Exercise »
From the listing below, tally the lines that include "this". Return only the total.

↓↓↓

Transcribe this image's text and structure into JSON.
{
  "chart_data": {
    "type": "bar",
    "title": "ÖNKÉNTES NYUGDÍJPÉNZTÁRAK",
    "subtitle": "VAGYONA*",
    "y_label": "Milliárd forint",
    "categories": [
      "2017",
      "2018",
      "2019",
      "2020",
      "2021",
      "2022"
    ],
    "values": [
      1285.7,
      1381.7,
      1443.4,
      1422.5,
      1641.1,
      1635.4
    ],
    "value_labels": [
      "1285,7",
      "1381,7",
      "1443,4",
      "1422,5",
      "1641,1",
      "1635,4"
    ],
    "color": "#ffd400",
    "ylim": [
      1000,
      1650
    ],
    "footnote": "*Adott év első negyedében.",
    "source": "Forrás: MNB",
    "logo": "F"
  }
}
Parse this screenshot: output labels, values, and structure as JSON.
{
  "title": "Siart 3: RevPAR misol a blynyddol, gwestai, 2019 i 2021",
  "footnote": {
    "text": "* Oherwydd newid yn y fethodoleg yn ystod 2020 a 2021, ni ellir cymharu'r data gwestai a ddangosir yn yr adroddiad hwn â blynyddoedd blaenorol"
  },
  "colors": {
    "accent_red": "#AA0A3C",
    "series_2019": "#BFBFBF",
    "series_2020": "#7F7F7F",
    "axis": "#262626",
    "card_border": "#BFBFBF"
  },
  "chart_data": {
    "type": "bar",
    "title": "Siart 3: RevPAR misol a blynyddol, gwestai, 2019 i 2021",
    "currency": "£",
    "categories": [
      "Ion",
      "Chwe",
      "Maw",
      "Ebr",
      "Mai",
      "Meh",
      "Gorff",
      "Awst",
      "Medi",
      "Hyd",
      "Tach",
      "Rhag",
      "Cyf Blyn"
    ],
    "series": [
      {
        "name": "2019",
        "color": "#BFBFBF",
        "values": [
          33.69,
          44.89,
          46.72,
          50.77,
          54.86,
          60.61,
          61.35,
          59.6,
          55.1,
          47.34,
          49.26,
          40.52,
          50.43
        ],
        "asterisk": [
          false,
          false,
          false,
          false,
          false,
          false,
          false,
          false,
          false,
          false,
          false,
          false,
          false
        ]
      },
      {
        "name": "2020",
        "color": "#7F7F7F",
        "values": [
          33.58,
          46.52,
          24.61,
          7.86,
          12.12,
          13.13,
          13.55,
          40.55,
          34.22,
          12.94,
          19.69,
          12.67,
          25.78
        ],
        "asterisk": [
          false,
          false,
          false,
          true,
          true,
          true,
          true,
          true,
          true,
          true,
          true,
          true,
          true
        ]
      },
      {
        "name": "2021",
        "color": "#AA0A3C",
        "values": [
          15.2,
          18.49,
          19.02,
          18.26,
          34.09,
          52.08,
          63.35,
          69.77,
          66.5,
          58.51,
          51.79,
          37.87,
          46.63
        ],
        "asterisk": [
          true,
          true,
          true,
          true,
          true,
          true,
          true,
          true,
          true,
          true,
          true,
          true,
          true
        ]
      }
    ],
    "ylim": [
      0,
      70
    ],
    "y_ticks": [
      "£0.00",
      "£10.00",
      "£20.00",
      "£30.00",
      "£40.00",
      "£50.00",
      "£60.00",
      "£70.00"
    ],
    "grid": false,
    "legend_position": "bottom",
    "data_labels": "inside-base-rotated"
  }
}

↑↑↑

Response »
2